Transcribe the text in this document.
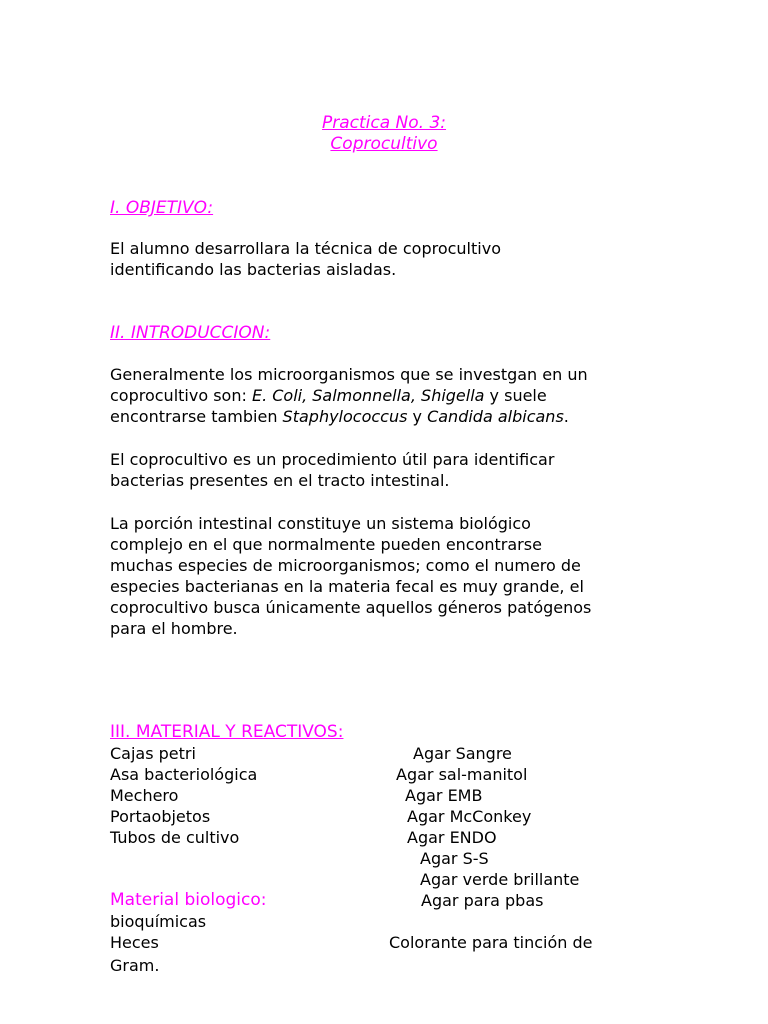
Practica No. 3:
Coprocultivo
I. OBJETIVO:
El alumno desarrollara la técnica de coprocultivo
identificando las bacterias aisladas.
II. INTRODUCCION:
Generalmente los microorganismos que se investgan en un
coprocultivo son: E. Coli, Salmonnella, Shigella y suele
encontrarse tambien Staphylococcus y Candida albicans.
El coprocultivo es un procedimiento útil para identificar
bacterias presentes en el tracto intestinal.
La porción intestinal constituye un sistema biológico
complejo en el que normalmente pueden encontrarse
muchas especies de microorganismos; como el numero de
especies bacterianas en la materia fecal es muy grande, el
coprocultivo busca únicamente aquellos géneros patógenos
para el hombre.
III. MATERIAL Y REACTIVOS:
Cajas petri
Asa bacteriológica
Mechero
Portaobjetos
Tubos de cultivo
Agar Sangre
Agar sal-manitol
Agar EMB
Agar McConkey
Agar ENDO
Agar S-S
Agar verde brillante
Agar para pbas
Material biologico:
bioquímicas
Heces	Colorante para tinción de
Gram.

# # #

▶ Task to carry out
Leave out the pictures and print each record exactly as it stands.

▶ Written response
Transcribe the text in this document.
Practica No. 3:
Coprocultivo
I. OBJETIVO:
El alumno desarrollara la técnica de coprocultivo
identificando las bacterias aisladas.
II. INTRODUCCION:
Generalmente los microorganismos que se investgan en un
coprocultivo son: E. Coli, Salmonnella, Shigella y suele
encontrarse tambien Staphylococcus y Candida albicans.
El coprocultivo es un procedimiento útil para identificar
bacterias presentes en el tracto intestinal.
La porción intestinal constituye un sistema biológico
complejo en el que normalmente pueden encontrarse
muchas especies de microorganismos; como el numero de
especies bacterianas en la materia fecal es muy grande, el
coprocultivo busca únicamente aquellos géneros patógenos
para el hombre.
III. MATERIAL Y REACTIVOS:
Cajas petri
Asa bacteriológica
Mechero
Portaobjetos
Tubos de cultivo
Agar Sangre
Agar sal-manitol
Agar EMB
Agar McConkey
Agar ENDO
Agar S-S
Agar verde brillante
Agar para pbas
Material biologico:
bioquímicas
Heces	Colorante para tinción de
Gram.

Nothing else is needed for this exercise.